Short task
Reproduce the listing word for word, leaving every picture behind.

** START Material to process **

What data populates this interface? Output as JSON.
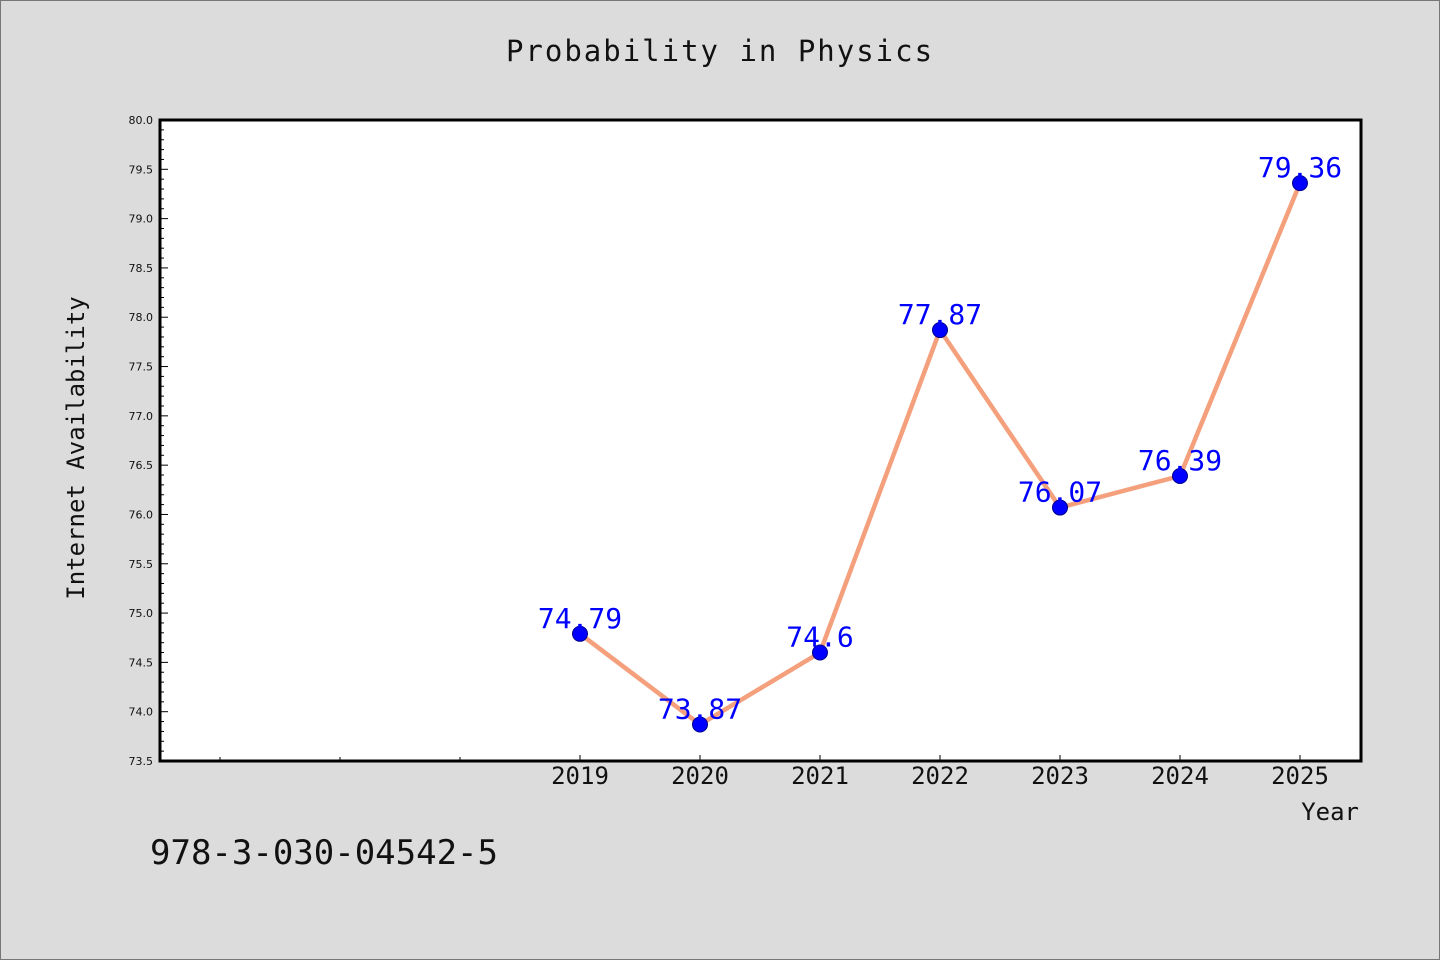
{
  "chart_title": "Probability in Physics",
  "footer_text": "978-3-030-04542-5",
  "chart_data": {
    "type": "line",
    "title": "Probability in Physics",
    "xlabel": "Year",
    "ylabel": "Internet Availability",
    "x": [
      "2019",
      "2020",
      "2021",
      "2022",
      "2023",
      "2024",
      "2025"
    ],
    "series": [
      {
        "values": [
          74.79,
          73.87,
          74.6,
          77.87,
          76.07,
          76.39,
          79.36
        ]
      }
    ],
    "data_labels": [
      "74.79",
      "73.87",
      "74.6",
      "77.87",
      "76.07",
      "76.39",
      "79.36"
    ],
    "ylim": [
      73.5,
      80.0
    ],
    "ytick_labels": [
      "73.5",
      "74.0",
      "74.5",
      "75.0",
      "75.5",
      "76.0",
      "76.5",
      "77.0",
      "77.5",
      "78.0",
      "78.5",
      "79.0",
      "79.5",
      "80.0"
    ],
    "line_color": "#f4a07c",
    "marker_color": "#0000ff",
    "label_color": "#0000ff",
    "plot_background": "#ffffff",
    "grid": false,
    "legend": "none"
  }
}
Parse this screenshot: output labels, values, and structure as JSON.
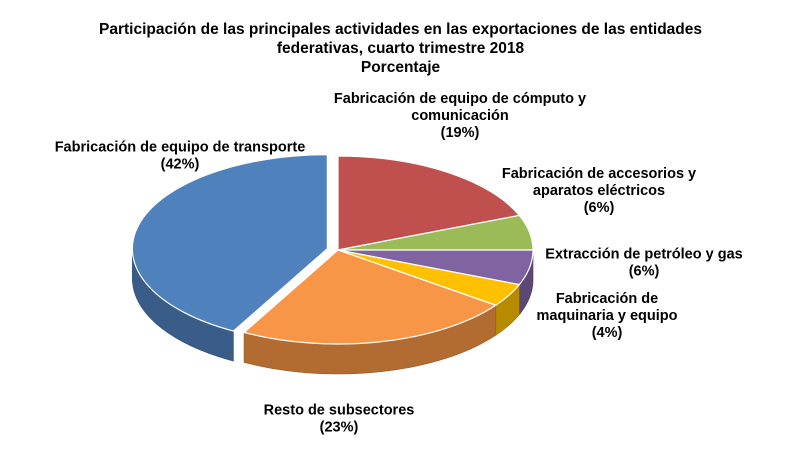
{
  "chart_data": {
    "type": "pie",
    "title": [
      "Participación de las principales actividades en las exportaciones de las entidades",
      "federativas, cuarto trimestre 2018",
      "Porcentaje"
    ],
    "slices": [
      {
        "label": "Fabricación de equipo de cómputo y comunicación",
        "label_lines": [
          "Fabricación de equipo de cómputo y",
          "comunicación"
        ],
        "value": 19,
        "value_label": "(19%)",
        "color": "#C0504D",
        "exploded": false
      },
      {
        "label": "Fabricación de accesorios y aparatos eléctricos",
        "label_lines": [
          "Fabricación de accesorios y",
          "aparatos eléctricos"
        ],
        "value": 6,
        "value_label": "(6%)",
        "color": "#9BBB59",
        "exploded": false
      },
      {
        "label": "Extracción de petróleo y gas",
        "label_lines": [
          "Extracción de petróleo y gas"
        ],
        "value": 6,
        "value_label": "(6%)",
        "color": "#8064A2",
        "exploded": false
      },
      {
        "label": "Fabricación de maquinaria y equipo",
        "label_lines": [
          "Fabricación de",
          "maquinaria y equipo"
        ],
        "value": 4,
        "value_label": "(4%)",
        "color": "#FFC000",
        "exploded": false
      },
      {
        "label": "Resto de subsectores",
        "label_lines": [
          "Resto de subsectores"
        ],
        "value": 23,
        "value_label": "(23%)",
        "color": "#F79646",
        "exploded": false
      },
      {
        "label": "Fabricación de equipo de transporte",
        "label_lines": [
          "Fabricación de equipo de transporte"
        ],
        "value": 42,
        "value_label": "(42%)",
        "color": "#4F81BD",
        "exploded": true
      }
    ],
    "style": "3d-pie",
    "legend": "none"
  }
}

** END Material to process **

Solution to this problem
What data populates this interface? Output as JSON.
{
  "chart_title": "Probability in Physics",
  "footer_text": "978-3-030-04542-5",
  "chart_data": {
    "type": "line",
    "title": "Probability in Physics",
    "xlabel": "Year",
    "ylabel": "Internet Availability",
    "x": [
      "2019",
      "2020",
      "2021",
      "2022",
      "2023",
      "2024",
      "2025"
    ],
    "series": [
      {
        "values": [
          74.79,
          73.87,
          74.6,
          77.87,
          76.07,
          76.39,
          79.36
        ]
      }
    ],
    "data_labels": [
      "74.79",
      "73.87",
      "74.6",
      "77.87",
      "76.07",
      "76.39",
      "79.36"
    ],
    "ylim": [
      73.5,
      80.0
    ],
    "ytick_labels": [
      "73.5",
      "74.0",
      "74.5",
      "75.0",
      "75.5",
      "76.0",
      "76.5",
      "77.0",
      "77.5",
      "78.0",
      "78.5",
      "79.0",
      "79.5",
      "80.0"
    ],
    "line_color": "#f4a07c",
    "marker_color": "#0000ff",
    "label_color": "#0000ff",
    "plot_background": "#ffffff",
    "grid": false,
    "legend": "none"
  }
}
Parse this screenshot: output labels, values, and structure as JSON.
{
  "chart_data": {
    "type": "pie",
    "title": [
      "Participación de las principales actividades en las exportaciones de las entidades",
      "federativas, cuarto trimestre 2018",
      "Porcentaje"
    ],
    "slices": [
      {
        "label": "Fabricación de equipo de cómputo y comunicación",
        "label_lines": [
          "Fabricación de equipo de cómputo y",
          "comunicación"
        ],
        "value": 19,
        "value_label": "(19%)",
        "color": "#C0504D",
        "exploded": false
      },
      {
        "label": "Fabricación de accesorios y aparatos eléctricos",
        "label_lines": [
          "Fabricación de accesorios y",
          "aparatos eléctricos"
        ],
        "value": 6,
        "value_label": "(6%)",
        "color": "#9BBB59",
        "exploded": false
      },
      {
        "label": "Extracción de petróleo y gas",
        "label_lines": [
          "Extracción de petróleo y gas"
        ],
        "value": 6,
        "value_label": "(6%)",
        "color": "#8064A2",
        "exploded": false
      },
      {
        "label": "Fabricación de maquinaria y equipo",
        "label_lines": [
          "Fabricación de",
          "maquinaria y equipo"
        ],
        "value": 4,
        "value_label": "(4%)",
        "color": "#FFC000",
        "exploded": false
      },
      {
        "label": "Resto de subsectores",
        "label_lines": [
          "Resto de subsectores"
        ],
        "value": 23,
        "value_label": "(23%)",
        "color": "#F79646",
        "exploded": false
      },
      {
        "label": "Fabricación de equipo de transporte",
        "label_lines": [
          "Fabricación de equipo de transporte"
        ],
        "value": 42,
        "value_label": "(42%)",
        "color": "#4F81BD",
        "exploded": true
      }
    ],
    "style": "3d-pie",
    "legend": "none"
  }
}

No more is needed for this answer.